## [Exercise instructions]
The exercise asks you to copy every line below in which "бюджетным" appears.

## [Extracted data]
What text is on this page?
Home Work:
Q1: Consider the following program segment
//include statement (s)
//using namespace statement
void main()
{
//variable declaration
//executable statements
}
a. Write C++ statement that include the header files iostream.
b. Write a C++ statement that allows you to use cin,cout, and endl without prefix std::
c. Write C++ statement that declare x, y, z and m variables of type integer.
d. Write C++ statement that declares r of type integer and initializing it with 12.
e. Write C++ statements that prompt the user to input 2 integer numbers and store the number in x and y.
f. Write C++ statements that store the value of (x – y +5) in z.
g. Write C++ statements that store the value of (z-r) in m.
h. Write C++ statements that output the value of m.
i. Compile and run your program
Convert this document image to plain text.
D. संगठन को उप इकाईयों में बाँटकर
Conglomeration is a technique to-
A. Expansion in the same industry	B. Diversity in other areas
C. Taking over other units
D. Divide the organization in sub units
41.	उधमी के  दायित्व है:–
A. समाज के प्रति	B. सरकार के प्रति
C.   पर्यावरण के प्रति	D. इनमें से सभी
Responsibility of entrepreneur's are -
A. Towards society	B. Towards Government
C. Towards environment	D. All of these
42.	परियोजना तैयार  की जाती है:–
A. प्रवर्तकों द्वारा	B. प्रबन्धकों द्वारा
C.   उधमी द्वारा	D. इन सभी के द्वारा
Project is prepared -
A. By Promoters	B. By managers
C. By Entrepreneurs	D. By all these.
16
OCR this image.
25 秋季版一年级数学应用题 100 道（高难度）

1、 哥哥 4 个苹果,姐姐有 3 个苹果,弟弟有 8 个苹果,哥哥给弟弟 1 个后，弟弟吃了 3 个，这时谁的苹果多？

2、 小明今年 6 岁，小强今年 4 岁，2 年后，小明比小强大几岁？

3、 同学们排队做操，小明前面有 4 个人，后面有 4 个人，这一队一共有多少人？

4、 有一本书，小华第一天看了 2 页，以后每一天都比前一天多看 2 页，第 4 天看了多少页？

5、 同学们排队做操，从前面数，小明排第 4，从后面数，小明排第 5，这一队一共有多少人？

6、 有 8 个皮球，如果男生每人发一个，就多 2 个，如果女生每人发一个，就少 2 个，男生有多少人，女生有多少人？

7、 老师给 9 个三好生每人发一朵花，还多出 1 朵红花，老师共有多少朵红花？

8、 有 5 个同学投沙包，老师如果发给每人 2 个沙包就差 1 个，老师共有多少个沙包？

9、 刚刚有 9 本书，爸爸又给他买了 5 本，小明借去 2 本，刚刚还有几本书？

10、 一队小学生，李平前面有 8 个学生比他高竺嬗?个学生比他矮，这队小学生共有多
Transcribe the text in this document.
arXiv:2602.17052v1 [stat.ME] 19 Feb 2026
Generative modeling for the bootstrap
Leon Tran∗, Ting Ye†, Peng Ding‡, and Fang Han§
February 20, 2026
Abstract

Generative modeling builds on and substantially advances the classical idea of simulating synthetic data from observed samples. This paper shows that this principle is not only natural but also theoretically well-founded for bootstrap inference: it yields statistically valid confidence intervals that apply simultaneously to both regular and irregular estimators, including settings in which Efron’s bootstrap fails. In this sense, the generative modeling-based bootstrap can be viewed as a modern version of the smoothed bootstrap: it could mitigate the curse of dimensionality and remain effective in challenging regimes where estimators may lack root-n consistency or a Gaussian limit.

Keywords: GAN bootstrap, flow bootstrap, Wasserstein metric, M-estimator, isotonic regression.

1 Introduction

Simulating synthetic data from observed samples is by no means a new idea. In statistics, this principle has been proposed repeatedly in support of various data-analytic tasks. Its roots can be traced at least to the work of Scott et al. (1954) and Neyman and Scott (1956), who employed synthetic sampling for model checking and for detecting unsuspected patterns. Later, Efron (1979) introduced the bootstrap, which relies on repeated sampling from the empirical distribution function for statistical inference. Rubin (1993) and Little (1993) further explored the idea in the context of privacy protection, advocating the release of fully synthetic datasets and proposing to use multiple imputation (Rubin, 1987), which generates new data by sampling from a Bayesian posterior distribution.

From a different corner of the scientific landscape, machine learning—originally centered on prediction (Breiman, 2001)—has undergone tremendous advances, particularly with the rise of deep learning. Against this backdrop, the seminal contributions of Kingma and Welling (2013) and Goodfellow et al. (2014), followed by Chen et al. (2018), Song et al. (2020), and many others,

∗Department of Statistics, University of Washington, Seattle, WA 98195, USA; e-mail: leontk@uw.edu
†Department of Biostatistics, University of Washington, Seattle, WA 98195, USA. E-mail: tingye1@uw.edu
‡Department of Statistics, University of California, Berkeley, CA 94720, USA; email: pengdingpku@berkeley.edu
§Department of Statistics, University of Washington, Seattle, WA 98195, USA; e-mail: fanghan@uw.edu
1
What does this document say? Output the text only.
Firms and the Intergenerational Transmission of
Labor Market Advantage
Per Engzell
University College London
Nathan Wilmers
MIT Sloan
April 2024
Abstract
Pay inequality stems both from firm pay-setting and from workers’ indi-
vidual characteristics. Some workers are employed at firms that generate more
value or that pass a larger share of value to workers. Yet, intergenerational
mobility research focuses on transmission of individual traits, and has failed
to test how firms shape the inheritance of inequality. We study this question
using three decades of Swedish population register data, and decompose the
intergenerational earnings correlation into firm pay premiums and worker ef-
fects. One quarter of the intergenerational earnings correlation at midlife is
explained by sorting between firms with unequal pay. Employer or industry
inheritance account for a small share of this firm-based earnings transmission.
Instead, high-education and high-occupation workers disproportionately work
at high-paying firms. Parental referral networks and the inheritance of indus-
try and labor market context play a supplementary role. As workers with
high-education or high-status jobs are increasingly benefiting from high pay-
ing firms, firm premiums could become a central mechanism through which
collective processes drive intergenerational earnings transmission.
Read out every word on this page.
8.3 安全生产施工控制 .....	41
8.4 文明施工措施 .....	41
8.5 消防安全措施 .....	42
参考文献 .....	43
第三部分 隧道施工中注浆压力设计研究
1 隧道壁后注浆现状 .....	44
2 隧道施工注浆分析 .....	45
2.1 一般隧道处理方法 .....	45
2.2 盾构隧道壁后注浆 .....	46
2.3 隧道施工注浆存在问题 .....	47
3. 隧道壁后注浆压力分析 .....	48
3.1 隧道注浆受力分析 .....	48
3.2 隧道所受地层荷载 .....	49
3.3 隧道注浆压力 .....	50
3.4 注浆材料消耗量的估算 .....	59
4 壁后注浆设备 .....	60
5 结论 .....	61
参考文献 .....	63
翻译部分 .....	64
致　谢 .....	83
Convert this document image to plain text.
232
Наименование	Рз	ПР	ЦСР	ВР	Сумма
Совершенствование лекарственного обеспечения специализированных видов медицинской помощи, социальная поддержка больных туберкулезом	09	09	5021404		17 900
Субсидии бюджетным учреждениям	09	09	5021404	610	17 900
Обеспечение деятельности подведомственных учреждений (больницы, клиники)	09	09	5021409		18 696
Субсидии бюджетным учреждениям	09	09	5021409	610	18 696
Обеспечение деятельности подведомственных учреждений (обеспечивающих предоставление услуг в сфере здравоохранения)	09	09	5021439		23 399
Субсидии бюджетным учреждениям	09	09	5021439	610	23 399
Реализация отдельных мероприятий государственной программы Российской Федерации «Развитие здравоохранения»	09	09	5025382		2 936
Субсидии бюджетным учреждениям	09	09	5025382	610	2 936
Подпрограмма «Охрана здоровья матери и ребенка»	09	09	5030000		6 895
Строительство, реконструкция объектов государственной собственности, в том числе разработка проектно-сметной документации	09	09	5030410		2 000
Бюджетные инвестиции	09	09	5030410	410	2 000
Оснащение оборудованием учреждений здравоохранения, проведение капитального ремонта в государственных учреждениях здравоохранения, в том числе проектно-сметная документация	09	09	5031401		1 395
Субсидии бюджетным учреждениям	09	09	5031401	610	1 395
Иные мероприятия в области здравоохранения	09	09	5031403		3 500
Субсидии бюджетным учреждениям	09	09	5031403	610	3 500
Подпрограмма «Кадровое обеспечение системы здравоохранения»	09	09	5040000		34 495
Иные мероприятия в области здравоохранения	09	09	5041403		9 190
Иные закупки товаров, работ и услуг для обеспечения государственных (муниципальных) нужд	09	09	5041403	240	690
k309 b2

## [Answer to this exercise]
Субсидии бюджетным учреждениям	09	09	5021404	610	17 900
Субсидии бюджетным учреждениям	09	09	5021409	610	18 696
Субсидии бюджетным учреждениям	09	09	5021439	610	23 399
Субсидии бюджетным учреждениям	09	09	5025382	610	2 936
Субсидии бюджетным учреждениям	09	09	5031401	610	1 395
Субсидии бюджетным учреждениям	09	09	5031403	610	3 500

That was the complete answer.